The records below need retyping in full; give them again exactly.

> _Collected data_
________________________

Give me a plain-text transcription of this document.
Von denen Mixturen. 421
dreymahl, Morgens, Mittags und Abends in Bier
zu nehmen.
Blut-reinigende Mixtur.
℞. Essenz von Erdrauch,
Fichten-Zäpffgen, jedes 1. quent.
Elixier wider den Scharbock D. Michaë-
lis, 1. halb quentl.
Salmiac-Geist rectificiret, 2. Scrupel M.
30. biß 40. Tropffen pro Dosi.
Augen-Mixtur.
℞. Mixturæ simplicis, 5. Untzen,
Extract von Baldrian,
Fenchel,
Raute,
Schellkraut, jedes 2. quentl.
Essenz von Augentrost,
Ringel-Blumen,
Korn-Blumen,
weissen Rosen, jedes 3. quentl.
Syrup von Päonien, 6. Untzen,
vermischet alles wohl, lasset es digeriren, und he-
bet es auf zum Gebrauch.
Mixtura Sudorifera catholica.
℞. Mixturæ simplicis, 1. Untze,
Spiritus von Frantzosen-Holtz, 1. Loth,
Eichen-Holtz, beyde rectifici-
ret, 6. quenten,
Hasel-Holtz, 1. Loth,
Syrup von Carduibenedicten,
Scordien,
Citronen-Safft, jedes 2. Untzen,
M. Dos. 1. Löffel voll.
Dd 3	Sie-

________________________

> _Solution for this exercise_
Give me a plain-text transcription of this document.
Von denen Mixturen. 421
dreymahl, Morgens, Mittags und Abends in Bier
zu nehmen.
Blut-reinigende Mixtur.
℞. Essenz von Erdrauch,
Fichten-Zäpffgen, jedes 1. quent.
Elixier wider den Scharbock D. Michaë-
lis, 1. halb quentl.
Salmiac-Geist rectificiret, 2. Scrupel M.
30. biß 40. Tropffen pro Dosi.
Augen-Mixtur.
℞. Mixturæ simplicis, 5. Untzen,
Extract von Baldrian,
Fenchel,
Raute,
Schellkraut, jedes 2. quentl.
Essenz von Augentrost,
Ringel-Blumen,
Korn-Blumen,
weissen Rosen, jedes 3. quentl.
Syrup von Päonien, 6. Untzen,
vermischet alles wohl, lasset es digeriren, und he-
bet es auf zum Gebrauch.
Mixtura Sudorifera catholica.
℞. Mixturæ simplicis, 1. Untze,
Spiritus von Frantzosen-Holtz, 1. Loth,
Eichen-Holtz, beyde rectifici-
ret, 6. quenten,
Hasel-Holtz, 1. Loth,
Syrup von Carduibenedicten,
Scordien,
Citronen-Safft, jedes 2. Untzen,
M. Dos. 1. Löffel voll.
Dd 3	Sie-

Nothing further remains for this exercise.